>> BEGIN

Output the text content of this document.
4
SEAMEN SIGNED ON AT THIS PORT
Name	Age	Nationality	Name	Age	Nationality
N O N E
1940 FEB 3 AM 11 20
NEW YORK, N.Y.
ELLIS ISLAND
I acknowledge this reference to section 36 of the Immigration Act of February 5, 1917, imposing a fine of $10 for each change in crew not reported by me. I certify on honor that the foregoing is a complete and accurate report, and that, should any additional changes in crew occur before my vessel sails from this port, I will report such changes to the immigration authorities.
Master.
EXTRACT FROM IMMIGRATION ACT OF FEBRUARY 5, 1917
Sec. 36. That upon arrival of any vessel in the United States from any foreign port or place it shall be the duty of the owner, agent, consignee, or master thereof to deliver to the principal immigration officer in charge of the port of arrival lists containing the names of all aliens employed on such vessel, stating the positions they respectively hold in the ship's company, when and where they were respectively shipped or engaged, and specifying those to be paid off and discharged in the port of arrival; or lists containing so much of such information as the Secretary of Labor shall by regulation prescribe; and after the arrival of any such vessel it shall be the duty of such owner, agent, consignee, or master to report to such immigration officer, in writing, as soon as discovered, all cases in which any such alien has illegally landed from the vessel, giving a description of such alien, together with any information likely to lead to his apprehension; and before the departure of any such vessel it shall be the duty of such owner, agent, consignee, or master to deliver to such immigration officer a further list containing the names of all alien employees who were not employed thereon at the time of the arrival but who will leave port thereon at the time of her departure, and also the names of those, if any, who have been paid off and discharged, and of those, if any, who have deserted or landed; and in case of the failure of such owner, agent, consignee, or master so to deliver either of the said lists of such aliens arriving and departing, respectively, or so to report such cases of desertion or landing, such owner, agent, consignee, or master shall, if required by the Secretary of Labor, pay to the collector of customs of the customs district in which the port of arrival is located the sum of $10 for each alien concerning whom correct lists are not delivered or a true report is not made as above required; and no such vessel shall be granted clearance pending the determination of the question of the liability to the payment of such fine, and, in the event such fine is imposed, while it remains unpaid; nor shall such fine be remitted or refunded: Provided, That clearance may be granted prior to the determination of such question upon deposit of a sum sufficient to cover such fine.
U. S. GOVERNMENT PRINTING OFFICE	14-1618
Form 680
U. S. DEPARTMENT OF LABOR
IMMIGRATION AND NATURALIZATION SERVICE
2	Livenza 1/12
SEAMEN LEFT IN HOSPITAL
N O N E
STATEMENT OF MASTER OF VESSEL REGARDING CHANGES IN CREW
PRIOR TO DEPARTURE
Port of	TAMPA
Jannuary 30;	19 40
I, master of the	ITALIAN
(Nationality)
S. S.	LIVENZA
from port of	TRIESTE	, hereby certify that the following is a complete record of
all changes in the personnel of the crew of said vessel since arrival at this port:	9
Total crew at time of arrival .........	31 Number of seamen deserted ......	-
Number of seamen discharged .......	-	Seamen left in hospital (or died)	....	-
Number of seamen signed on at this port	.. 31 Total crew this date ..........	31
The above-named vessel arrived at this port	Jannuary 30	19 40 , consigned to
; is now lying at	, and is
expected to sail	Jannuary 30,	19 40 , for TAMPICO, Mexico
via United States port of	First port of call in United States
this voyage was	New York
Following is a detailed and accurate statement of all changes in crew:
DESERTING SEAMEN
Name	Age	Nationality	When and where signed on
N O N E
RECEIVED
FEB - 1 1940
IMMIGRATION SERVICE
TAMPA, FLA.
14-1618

>> END

### GOAL
State, as a number only, how many lines in the entries include "Jannuary".

### EXPECTED OUTPUT
3